▶ _Exercise goal_
Within the data below, state how many lines contain the string "severe". Provide the number only.

▶ _Input material_

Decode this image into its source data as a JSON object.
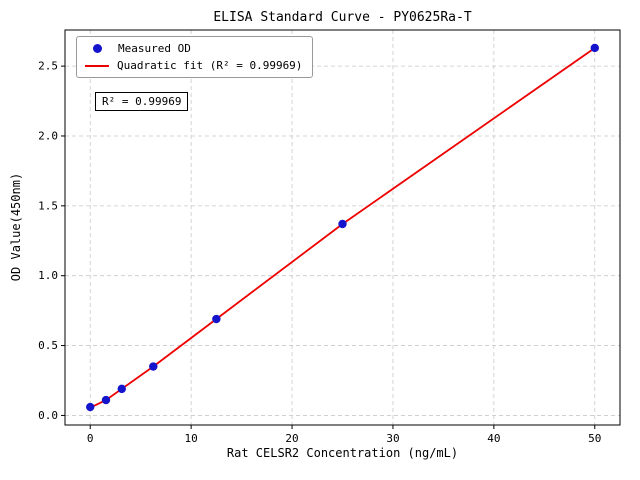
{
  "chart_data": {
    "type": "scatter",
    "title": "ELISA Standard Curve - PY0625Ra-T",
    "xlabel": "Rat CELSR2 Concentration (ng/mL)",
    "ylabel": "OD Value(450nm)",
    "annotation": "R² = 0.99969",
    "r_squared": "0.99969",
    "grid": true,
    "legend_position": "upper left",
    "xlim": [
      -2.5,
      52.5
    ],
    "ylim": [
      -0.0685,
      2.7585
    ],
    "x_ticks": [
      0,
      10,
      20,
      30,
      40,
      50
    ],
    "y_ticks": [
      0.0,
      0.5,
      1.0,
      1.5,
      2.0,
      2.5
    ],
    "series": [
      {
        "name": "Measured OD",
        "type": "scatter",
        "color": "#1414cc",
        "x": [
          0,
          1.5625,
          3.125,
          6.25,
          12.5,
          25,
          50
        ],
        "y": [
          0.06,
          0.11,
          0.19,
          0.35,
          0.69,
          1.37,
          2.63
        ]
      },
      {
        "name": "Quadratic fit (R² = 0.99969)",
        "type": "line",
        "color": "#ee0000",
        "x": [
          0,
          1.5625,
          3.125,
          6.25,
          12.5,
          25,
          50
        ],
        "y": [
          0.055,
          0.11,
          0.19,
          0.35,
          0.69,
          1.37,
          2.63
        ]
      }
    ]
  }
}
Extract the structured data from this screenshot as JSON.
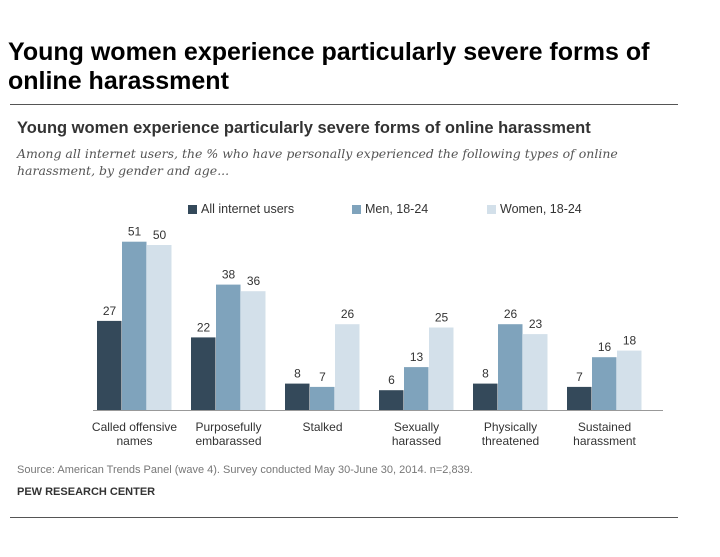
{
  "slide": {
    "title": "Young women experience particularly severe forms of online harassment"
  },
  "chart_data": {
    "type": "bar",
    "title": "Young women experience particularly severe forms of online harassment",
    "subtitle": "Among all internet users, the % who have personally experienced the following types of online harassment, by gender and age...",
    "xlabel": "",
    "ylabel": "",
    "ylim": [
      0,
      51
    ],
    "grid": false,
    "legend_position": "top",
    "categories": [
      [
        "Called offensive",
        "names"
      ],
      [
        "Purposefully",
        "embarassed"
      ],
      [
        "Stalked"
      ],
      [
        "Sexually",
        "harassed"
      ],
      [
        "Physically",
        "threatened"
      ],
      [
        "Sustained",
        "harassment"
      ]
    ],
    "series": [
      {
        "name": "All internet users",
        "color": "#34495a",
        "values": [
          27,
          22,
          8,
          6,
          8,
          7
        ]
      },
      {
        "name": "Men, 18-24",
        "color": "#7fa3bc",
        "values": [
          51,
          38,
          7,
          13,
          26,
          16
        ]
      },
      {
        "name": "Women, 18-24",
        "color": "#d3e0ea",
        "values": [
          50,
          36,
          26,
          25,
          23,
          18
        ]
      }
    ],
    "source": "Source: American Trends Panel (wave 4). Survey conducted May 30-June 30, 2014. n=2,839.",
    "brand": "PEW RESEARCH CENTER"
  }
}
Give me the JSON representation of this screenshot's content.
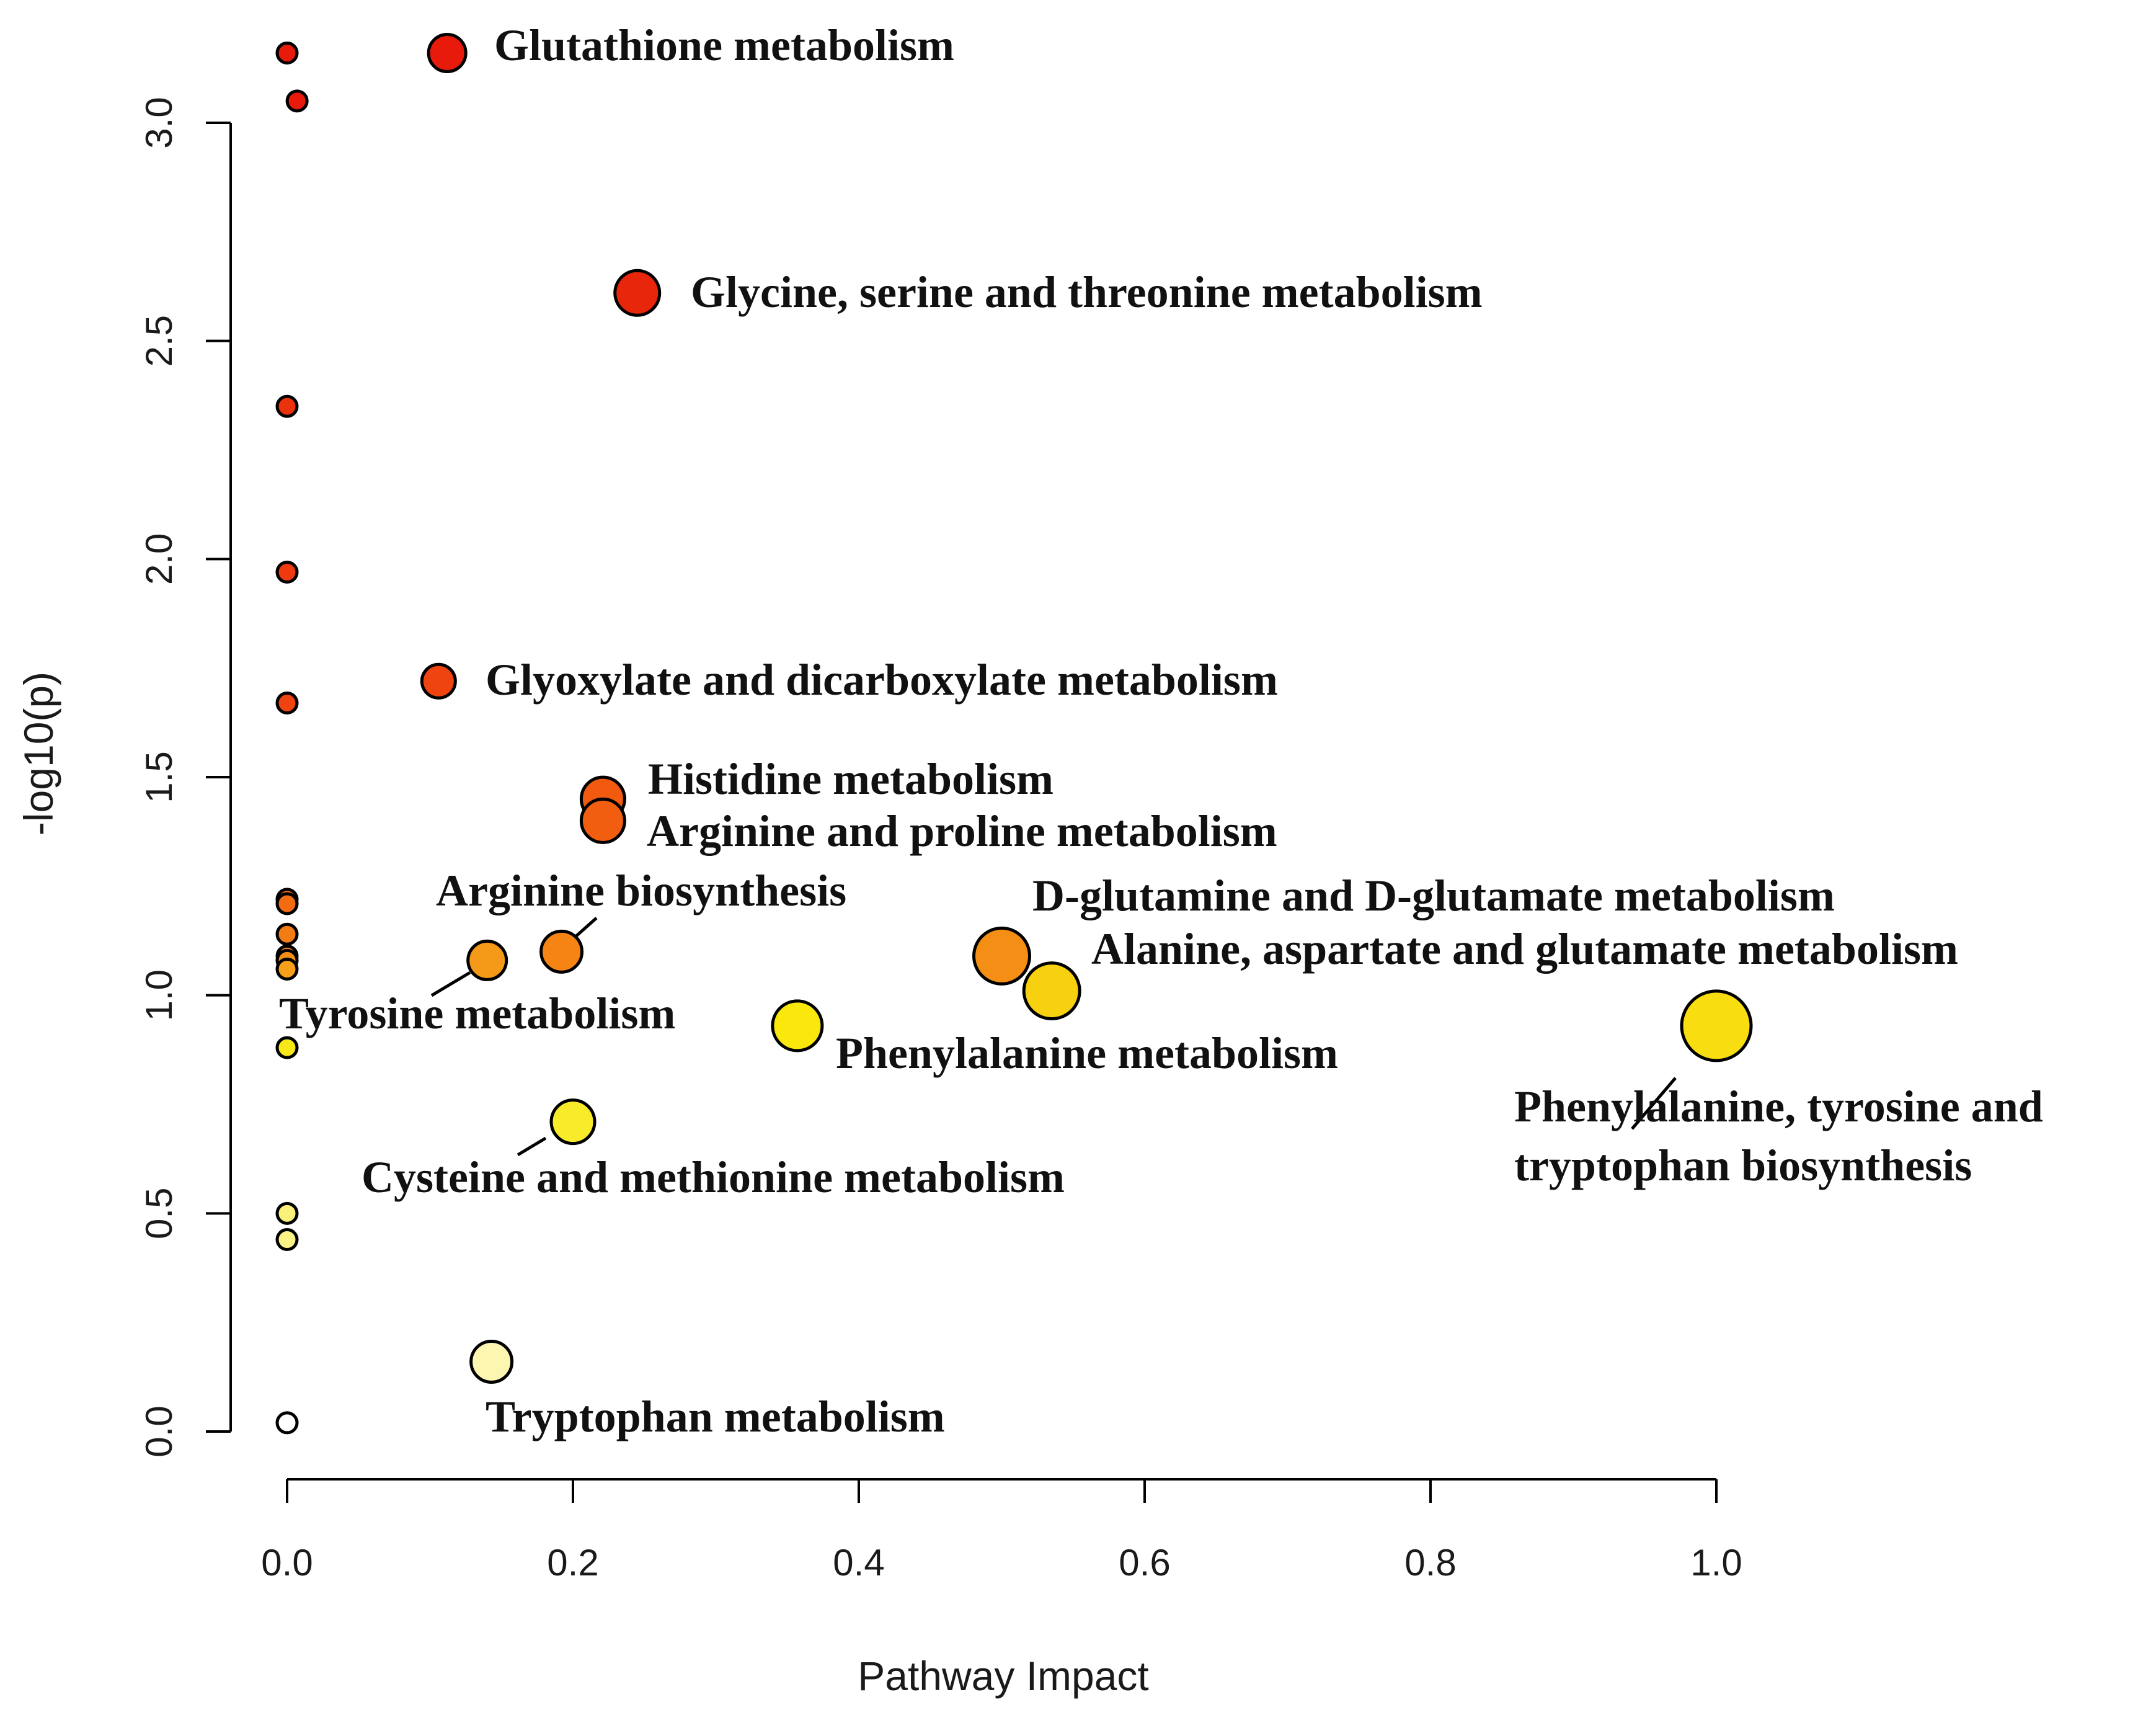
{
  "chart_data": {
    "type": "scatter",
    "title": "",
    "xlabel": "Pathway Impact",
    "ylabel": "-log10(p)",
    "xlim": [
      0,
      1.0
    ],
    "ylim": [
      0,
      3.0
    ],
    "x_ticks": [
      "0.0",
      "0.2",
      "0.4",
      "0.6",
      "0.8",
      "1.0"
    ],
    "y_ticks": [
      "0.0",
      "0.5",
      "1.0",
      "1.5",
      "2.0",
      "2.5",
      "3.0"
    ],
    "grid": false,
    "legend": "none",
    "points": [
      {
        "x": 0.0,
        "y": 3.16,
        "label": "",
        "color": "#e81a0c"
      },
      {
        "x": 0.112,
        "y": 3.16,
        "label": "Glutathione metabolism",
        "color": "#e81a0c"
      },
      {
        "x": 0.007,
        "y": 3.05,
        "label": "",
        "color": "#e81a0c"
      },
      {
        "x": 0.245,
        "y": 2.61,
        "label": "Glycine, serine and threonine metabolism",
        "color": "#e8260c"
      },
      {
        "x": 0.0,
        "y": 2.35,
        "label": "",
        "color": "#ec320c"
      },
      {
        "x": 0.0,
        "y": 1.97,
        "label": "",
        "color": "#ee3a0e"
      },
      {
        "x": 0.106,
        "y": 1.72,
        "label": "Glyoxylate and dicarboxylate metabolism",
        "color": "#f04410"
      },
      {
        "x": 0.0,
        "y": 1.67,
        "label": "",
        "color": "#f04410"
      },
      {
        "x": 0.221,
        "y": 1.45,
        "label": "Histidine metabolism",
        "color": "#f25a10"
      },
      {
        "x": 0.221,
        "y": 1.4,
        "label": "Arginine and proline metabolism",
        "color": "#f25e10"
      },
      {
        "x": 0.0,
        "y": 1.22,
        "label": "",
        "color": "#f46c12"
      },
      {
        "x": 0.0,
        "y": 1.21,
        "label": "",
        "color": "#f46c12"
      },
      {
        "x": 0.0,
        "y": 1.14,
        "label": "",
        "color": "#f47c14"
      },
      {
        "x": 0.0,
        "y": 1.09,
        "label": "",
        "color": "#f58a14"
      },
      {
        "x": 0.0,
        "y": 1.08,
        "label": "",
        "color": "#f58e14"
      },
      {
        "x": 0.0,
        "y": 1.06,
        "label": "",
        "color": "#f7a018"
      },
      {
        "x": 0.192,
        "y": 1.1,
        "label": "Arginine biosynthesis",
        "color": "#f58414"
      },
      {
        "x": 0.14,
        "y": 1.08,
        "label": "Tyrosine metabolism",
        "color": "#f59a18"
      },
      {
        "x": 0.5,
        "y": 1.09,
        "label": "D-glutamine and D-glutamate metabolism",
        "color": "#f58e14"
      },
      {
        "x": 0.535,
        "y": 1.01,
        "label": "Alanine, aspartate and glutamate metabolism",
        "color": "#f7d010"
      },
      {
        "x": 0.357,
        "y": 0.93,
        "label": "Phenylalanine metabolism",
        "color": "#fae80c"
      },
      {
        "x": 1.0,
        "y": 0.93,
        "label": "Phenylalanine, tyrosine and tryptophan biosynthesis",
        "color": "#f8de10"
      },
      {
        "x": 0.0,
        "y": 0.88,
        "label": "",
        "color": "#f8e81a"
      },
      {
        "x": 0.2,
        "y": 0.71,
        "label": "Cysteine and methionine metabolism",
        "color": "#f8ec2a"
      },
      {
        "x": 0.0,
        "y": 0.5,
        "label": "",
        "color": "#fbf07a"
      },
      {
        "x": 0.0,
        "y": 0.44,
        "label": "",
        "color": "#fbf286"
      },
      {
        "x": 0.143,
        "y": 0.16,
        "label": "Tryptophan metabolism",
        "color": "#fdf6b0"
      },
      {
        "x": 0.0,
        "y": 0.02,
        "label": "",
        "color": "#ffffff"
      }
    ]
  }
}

▶ _Complete response_
2